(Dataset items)
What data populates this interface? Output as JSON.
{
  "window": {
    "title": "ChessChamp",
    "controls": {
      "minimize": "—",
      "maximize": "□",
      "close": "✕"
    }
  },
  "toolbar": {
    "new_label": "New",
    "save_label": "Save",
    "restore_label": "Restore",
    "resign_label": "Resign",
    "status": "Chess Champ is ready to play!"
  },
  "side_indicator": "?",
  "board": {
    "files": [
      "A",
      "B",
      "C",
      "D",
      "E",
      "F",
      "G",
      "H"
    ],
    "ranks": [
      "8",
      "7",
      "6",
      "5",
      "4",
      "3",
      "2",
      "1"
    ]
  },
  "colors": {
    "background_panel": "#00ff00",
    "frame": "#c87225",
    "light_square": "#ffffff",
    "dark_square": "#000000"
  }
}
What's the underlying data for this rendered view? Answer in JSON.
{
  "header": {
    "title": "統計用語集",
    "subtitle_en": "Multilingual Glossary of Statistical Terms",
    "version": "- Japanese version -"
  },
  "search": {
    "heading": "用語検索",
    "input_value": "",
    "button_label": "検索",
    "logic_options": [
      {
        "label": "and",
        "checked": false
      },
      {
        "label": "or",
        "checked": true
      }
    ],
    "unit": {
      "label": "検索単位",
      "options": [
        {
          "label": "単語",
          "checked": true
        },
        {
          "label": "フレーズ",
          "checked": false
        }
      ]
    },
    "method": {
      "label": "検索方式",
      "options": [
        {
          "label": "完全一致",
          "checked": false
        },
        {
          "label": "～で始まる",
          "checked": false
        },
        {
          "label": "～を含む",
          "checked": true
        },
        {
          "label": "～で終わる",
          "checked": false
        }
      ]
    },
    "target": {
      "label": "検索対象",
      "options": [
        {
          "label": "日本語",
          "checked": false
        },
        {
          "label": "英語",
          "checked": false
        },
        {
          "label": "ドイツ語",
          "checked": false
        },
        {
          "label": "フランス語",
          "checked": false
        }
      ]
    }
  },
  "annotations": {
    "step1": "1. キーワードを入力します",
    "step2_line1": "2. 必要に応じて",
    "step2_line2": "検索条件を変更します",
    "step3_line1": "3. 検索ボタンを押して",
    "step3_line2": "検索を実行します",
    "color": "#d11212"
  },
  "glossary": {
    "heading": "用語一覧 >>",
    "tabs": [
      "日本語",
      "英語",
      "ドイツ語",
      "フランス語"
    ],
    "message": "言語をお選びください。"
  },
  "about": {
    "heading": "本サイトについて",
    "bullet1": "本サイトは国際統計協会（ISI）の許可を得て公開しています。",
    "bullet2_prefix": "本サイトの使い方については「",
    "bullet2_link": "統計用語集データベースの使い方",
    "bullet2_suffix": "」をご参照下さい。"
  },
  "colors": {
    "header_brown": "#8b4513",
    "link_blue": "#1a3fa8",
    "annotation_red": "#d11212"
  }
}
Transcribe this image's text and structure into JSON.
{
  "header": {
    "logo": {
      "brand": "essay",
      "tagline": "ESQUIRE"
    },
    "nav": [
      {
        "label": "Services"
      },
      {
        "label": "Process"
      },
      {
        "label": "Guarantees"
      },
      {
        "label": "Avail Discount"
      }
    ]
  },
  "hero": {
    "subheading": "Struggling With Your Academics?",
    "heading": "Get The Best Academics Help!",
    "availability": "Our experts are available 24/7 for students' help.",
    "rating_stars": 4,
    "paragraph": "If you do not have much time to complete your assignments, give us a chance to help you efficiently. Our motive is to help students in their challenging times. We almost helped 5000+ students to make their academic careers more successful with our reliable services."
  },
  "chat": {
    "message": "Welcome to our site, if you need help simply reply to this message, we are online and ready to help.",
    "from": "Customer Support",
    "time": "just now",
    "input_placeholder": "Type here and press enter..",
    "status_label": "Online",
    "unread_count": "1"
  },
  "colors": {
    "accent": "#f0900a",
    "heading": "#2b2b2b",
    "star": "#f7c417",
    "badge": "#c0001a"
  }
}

▶ WHAT NEEDS TO BE DONE:
Return the lines above exactly, keeping every word.

▶ ANSWER TO THE TASK:
What data populates this interface? Output as JSON.
{
  "window": {
    "title": "ChessChamp",
    "controls": {
      "minimize": "—",
      "maximize": "□",
      "close": "✕"
    }
  },
  "toolbar": {
    "new_label": "New",
    "save_label": "Save",
    "restore_label": "Restore",
    "resign_label": "Resign",
    "status": "Chess Champ is ready to play!"
  },
  "side_indicator": "?",
  "board": {
    "files": [
      "A",
      "B",
      "C",
      "D",
      "E",
      "F",
      "G",
      "H"
    ],
    "ranks": [
      "8",
      "7",
      "6",
      "5",
      "4",
      "3",
      "2",
      "1"
    ]
  },
  "colors": {
    "background_panel": "#00ff00",
    "frame": "#c87225",
    "light_square": "#ffffff",
    "dark_square": "#000000"
  }
}
What's the underlying data for this rendered view? Answer in JSON.
{
  "header": {
    "title": "統計用語集",
    "subtitle_en": "Multilingual Glossary of Statistical Terms",
    "version": "- Japanese version -"
  },
  "search": {
    "heading": "用語検索",
    "input_value": "",
    "button_label": "検索",
    "logic_options": [
      {
        "label": "and",
        "checked": false
      },
      {
        "label": "or",
        "checked": true
      }
    ],
    "unit": {
      "label": "検索単位",
      "options": [
        {
          "label": "単語",
          "checked": true
        },
        {
          "label": "フレーズ",
          "checked": false
        }
      ]
    },
    "method": {
      "label": "検索方式",
      "options": [
        {
          "label": "完全一致",
          "checked": false
        },
        {
          "label": "～で始まる",
          "checked": false
        },
        {
          "label": "～を含む",
          "checked": true
        },
        {
          "label": "～で終わる",
          "checked": false
        }
      ]
    },
    "target": {
      "label": "検索対象",
      "options": [
        {
          "label": "日本語",
          "checked": false
        },
        {
          "label": "英語",
          "checked": false
        },
        {
          "label": "ドイツ語",
          "checked": false
        },
        {
          "label": "フランス語",
          "checked": false
        }
      ]
    }
  },
  "annotations": {
    "step1": "1. キーワードを入力します",
    "step2_line1": "2. 必要に応じて",
    "step2_line2": "検索条件を変更します",
    "step3_line1": "3. 検索ボタンを押して",
    "step3_line2": "検索を実行します",
    "color": "#d11212"
  },
  "glossary": {
    "heading": "用語一覧 >>",
    "tabs": [
      "日本語",
      "英語",
      "ドイツ語",
      "フランス語"
    ],
    "message": "言語をお選びください。"
  },
  "about": {
    "heading": "本サイトについて",
    "bullet1": "本サイトは国際統計協会（ISI）の許可を得て公開しています。",
    "bullet2_prefix": "本サイトの使い方については「",
    "bullet2_link": "統計用語集データベースの使い方",
    "bullet2_suffix": "」をご参照下さい。"
  },
  "colors": {
    "header_brown": "#8b4513",
    "link_blue": "#1a3fa8",
    "annotation_red": "#d11212"
  }
}
Transcribe this image's text and structure into JSON.
{
  "header": {
    "logo": {
      "brand": "essay",
      "tagline": "ESQUIRE"
    },
    "nav": [
      {
        "label": "Services"
      },
      {
        "label": "Process"
      },
      {
        "label": "Guarantees"
      },
      {
        "label": "Avail Discount"
      }
    ]
  },
  "hero": {
    "subheading": "Struggling With Your Academics?",
    "heading": "Get The Best Academics Help!",
    "availability": "Our experts are available 24/7 for students' help.",
    "rating_stars": 4,
    "paragraph": "If you do not have much time to complete your assignments, give us a chance to help you efficiently. Our motive is to help students in their challenging times. We almost helped 5000+ students to make their academic careers more successful with our reliable services."
  },
  "chat": {
    "message": "Welcome to our site, if you need help simply reply to this message, we are online and ready to help.",
    "from": "Customer Support",
    "time": "just now",
    "input_placeholder": "Type here and press enter..",
    "status_label": "Online",
    "unread_count": "1"
  },
  "colors": {
    "accent": "#f0900a",
    "heading": "#2b2b2b",
    "star": "#f7c417",
    "badge": "#c0001a"
  }
}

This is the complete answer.